**TEXT EXCERPT**
[START]

Inherent in Stopping is the idea of creating enough space in your life, whether for thirty seconds or for thirty days, to make sure that you have first things first, that you are not so distracted that you lose the moments of meaning in life, whatever else you might be in the process of gaining.

Notice the definition of Stopping is “Doing nothing as much as possible.” “Doing nothing” is a relative term here. Sometimes it will mean not doing much, doing something that takes very little energy, or doing something that you love to do. Paradoxically, doing nothing is doing something very beneficial. Again, Stopping should not be confused with inactivity; life is what it is about.

Stopping is not running from life or avoiding responsibilities. On the contrary, it is moving into life and its responsibilities in a new way. It is having the courage to go precisely where your meanings and values lie and spend time there. Stopping is like an embrace: it holds close and dear those moments which matter the most to you.

[END]

**RECORDED INFORMATION**
[START]

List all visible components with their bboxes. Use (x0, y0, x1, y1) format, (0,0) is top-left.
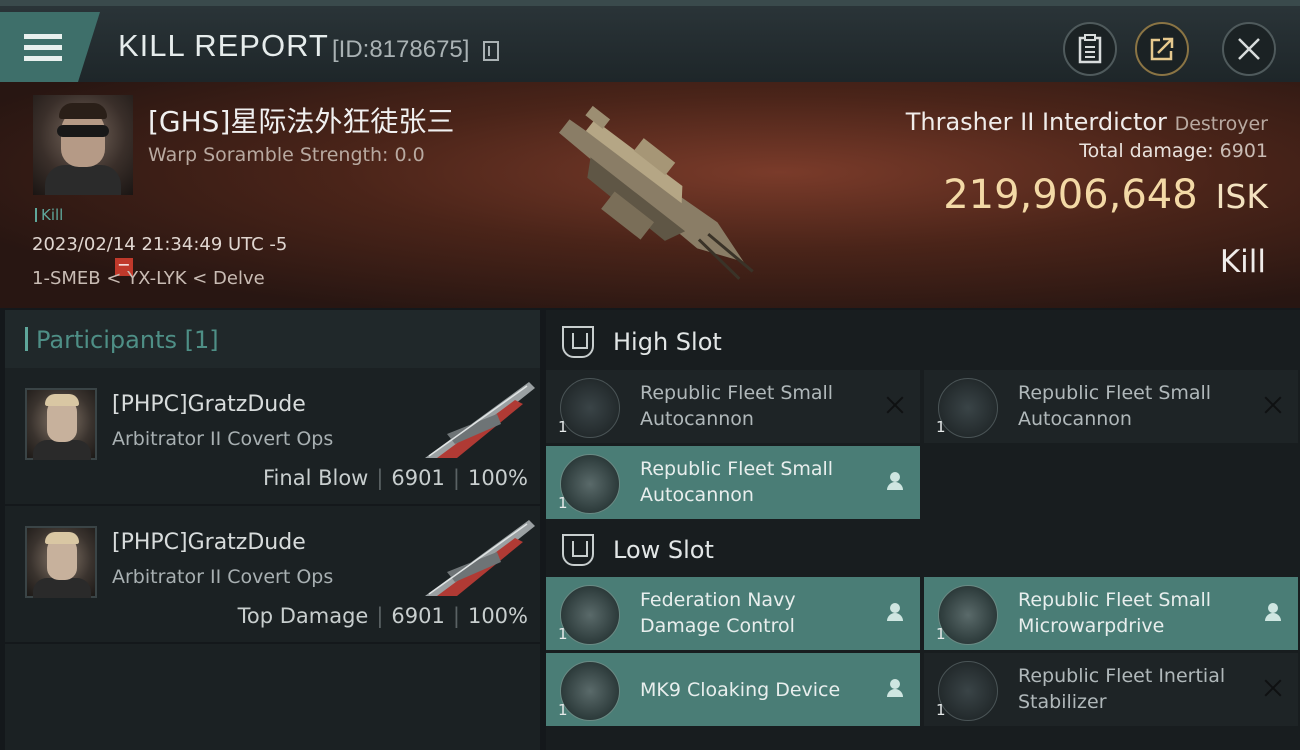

[END]

**REQUIRED WORK**
(1) Turn the paragraph of the Stopping passage that opens "Stopping is not running from life" into a short bulleted list that keeps its main points.
(2) Sum up the Stopping passage in two sentences.
The data has no connection to the text about Stopping.

**CORRECT ANSWERS**
(1)
- Stopping doesn't mean running from life or avoiding responsibilities.
- Instead, it means moving into life and its responsibilities in a new way.
- It takes courage to go where your meanings and values lie and spend time there.
- Like an embrace, it holds close the moments that matter most to you.

(2) Stopping means making enough space in your life, whether for thirty seconds or thirty days, to keep first things first and not lose meaningful moments to distraction, and it is defined as "doing nothing as much as possible," which can mean doing little, doing something easy, or doing something you love. It is not inactivity or running from responsibilities but a new way of moving into life, going where your meanings and values lie and holding close the moments that matter most.